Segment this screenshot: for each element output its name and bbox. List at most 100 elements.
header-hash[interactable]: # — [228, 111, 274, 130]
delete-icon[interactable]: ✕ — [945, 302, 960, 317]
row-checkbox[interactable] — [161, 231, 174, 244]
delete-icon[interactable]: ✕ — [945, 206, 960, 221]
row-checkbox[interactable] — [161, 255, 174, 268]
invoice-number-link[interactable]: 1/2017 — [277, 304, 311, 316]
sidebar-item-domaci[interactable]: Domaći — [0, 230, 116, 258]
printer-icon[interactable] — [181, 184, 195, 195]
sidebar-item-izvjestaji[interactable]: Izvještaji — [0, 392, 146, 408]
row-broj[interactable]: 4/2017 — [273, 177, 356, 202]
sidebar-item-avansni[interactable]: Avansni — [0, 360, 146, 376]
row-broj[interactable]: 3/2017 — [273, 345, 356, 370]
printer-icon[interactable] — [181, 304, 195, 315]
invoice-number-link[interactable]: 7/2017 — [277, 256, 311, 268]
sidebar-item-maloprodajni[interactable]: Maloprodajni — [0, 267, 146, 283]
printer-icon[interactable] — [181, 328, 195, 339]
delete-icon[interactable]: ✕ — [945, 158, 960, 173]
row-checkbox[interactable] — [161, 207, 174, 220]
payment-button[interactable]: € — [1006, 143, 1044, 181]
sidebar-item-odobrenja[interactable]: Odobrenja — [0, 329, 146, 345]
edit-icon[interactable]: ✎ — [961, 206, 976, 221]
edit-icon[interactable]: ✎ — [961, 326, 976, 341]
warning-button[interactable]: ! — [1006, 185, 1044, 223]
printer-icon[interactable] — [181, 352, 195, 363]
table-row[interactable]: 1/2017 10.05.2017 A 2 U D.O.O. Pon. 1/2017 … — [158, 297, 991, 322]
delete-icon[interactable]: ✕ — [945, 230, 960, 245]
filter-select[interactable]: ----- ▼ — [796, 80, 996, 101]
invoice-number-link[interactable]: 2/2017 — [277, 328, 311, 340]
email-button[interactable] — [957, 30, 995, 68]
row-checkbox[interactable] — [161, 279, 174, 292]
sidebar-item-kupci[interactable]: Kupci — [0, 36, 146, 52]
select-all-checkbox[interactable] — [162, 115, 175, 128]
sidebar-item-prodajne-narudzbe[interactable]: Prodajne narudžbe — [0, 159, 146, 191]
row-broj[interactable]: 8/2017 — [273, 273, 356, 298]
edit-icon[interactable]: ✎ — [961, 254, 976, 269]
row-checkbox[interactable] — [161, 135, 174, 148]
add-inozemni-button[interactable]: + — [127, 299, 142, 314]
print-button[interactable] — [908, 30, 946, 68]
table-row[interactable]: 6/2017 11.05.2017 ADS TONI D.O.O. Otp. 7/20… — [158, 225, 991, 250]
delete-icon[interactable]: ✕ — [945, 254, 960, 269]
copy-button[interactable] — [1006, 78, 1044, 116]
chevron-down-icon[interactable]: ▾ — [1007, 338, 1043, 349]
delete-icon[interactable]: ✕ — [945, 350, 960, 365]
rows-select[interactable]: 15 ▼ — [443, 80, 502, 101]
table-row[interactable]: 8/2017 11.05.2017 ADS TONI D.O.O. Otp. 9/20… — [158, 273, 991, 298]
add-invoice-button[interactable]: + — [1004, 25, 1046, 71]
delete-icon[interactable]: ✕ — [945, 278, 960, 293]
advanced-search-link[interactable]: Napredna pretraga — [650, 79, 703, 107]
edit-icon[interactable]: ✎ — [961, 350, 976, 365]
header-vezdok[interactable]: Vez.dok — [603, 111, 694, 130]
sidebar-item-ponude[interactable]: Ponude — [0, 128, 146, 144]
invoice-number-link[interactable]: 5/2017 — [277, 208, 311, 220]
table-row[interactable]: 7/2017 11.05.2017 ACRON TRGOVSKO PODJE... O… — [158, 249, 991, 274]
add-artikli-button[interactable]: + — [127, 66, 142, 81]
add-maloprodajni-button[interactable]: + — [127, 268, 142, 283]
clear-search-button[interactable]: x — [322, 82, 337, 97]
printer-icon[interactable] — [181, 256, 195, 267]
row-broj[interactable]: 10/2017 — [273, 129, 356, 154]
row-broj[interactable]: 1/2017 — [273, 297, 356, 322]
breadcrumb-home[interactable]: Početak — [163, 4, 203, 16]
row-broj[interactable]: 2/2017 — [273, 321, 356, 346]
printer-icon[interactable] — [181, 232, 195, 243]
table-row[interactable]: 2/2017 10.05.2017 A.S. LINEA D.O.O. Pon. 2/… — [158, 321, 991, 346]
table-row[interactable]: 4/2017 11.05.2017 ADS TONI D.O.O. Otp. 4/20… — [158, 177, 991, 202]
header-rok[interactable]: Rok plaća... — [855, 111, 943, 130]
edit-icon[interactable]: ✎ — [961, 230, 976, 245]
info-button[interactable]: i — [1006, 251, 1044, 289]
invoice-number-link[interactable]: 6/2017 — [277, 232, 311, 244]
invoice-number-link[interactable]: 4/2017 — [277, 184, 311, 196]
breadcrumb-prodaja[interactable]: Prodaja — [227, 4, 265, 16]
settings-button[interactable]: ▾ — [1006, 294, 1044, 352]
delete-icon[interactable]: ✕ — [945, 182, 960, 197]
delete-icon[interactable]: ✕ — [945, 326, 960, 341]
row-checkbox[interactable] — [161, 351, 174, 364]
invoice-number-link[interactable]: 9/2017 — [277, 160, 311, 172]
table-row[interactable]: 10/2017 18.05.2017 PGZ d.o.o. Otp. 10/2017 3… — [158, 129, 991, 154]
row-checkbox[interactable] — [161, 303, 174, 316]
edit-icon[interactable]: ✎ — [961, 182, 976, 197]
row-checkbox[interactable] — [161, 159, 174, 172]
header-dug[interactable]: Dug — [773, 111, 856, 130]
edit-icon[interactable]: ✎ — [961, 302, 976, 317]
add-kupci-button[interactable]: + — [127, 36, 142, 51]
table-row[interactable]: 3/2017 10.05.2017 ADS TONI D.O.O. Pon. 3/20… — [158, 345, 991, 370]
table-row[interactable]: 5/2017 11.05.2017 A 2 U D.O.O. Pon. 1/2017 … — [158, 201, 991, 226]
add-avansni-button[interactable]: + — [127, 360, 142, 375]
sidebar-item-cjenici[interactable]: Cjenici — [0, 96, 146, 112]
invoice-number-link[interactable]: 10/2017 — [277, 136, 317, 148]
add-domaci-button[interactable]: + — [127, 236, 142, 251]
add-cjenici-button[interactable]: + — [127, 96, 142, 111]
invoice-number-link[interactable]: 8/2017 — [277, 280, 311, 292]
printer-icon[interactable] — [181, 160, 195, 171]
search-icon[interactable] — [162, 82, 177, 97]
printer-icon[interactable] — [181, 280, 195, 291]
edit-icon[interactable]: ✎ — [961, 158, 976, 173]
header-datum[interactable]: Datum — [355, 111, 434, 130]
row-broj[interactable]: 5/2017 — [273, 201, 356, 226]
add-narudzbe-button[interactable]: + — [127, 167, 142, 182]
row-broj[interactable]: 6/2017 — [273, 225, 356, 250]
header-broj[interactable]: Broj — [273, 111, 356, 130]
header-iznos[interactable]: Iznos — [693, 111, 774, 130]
------
Arrange the records as a numbered list, omitting blank lines, starting from the first line of the records and stopping after the line that contains "sidebar-item-avansni[interactable]: Avansni —".

1. Segment this screenshot: for each element output its name and bbox. List at most 100 elements.
2. header-hash[interactable]: # — [228, 111, 274, 130]
3. delete-icon[interactable]: ✕ — [945, 302, 960, 317]
4. row-checkbox[interactable] — [161, 231, 174, 244]
5. delete-icon[interactable]: ✕ — [945, 206, 960, 221]
6. row-checkbox[interactable] — [161, 255, 174, 268]
7. invoice-number-link[interactable]: 1/2017 — [277, 304, 311, 316]
8. sidebar-item-domaci[interactable]: Domaći — [0, 230, 116, 258]
9. printer-icon[interactable] — [181, 184, 195, 195]
10. sidebar-item-izvjestaji[interactable]: Izvještaji — [0, 392, 146, 408]
11. row-broj[interactable]: 4/2017 — [273, 177, 356, 202]
12. sidebar-item-avansni[interactable]: Avansni — [0, 360, 146, 376]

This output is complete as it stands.